TASK GOAL |
Emit the entire listing verbatim.
[Start of SUPPLIED MATERIAL]
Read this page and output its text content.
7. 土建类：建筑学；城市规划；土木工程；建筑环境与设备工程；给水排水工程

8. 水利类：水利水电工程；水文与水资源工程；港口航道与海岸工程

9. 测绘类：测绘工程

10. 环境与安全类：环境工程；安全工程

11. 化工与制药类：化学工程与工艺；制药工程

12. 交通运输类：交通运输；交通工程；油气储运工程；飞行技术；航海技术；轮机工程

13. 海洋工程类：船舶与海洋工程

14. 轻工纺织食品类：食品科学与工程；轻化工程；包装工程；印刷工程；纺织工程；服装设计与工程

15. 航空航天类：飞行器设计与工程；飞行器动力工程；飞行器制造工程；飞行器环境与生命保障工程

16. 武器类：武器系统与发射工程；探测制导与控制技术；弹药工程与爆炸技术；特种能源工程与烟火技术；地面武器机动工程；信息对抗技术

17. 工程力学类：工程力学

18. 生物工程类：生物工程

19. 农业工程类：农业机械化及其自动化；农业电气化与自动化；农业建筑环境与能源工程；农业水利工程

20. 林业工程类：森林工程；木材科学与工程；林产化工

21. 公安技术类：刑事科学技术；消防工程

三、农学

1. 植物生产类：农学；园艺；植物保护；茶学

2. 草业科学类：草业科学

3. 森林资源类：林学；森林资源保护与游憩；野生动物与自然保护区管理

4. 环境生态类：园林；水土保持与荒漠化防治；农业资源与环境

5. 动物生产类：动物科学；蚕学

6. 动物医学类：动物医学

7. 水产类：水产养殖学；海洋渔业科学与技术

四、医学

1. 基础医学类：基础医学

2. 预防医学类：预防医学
[End of SUPPLIED MATERIAL]
ANSWER BELOW |
Read this page and output its text content.
7. 土建类：建筑学；城市规划；土木工程；建筑环境与设备工程；给水排水工程

8. 水利类：水利水电工程；水文与水资源工程；港口航道与海岸工程

9. 测绘类：测绘工程

10. 环境与安全类：环境工程；安全工程

11. 化工与制药类：化学工程与工艺；制药工程

12. 交通运输类：交通运输；交通工程；油气储运工程；飞行技术；航海技术；轮机工程

13. 海洋工程类：船舶与海洋工程

14. 轻工纺织食品类：食品科学与工程；轻化工程；包装工程；印刷工程；纺织工程；服装设计与工程

15. 航空航天类：飞行器设计与工程；飞行器动力工程；飞行器制造工程；飞行器环境与生命保障工程

16. 武器类：武器系统与发射工程；探测制导与控制技术；弹药工程与爆炸技术；特种能源工程与烟火技术；地面武器机动工程；信息对抗技术

17. 工程力学类：工程力学

18. 生物工程类：生物工程

19. 农业工程类：农业机械化及其自动化；农业电气化与自动化；农业建筑环境与能源工程；农业水利工程

20. 林业工程类：森林工程；木材科学与工程；林产化工

21. 公安技术类：刑事科学技术；消防工程

三、农学

1. 植物生产类：农学；园艺；植物保护；茶学

2. 草业科学类：草业科学

3. 森林资源类：林学；森林资源保护与游憩；野生动物与自然保护区管理

4. 环境生态类：园林；水土保持与荒漠化防治；农业资源与环境

5. 动物生产类：动物科学；蚕学

6. 动物医学类：动物医学

7. 水产类：水产养殖学；海洋渔业科学与技术

四、医学

1. 基础医学类：基础医学

2. 预防医学类：预防医学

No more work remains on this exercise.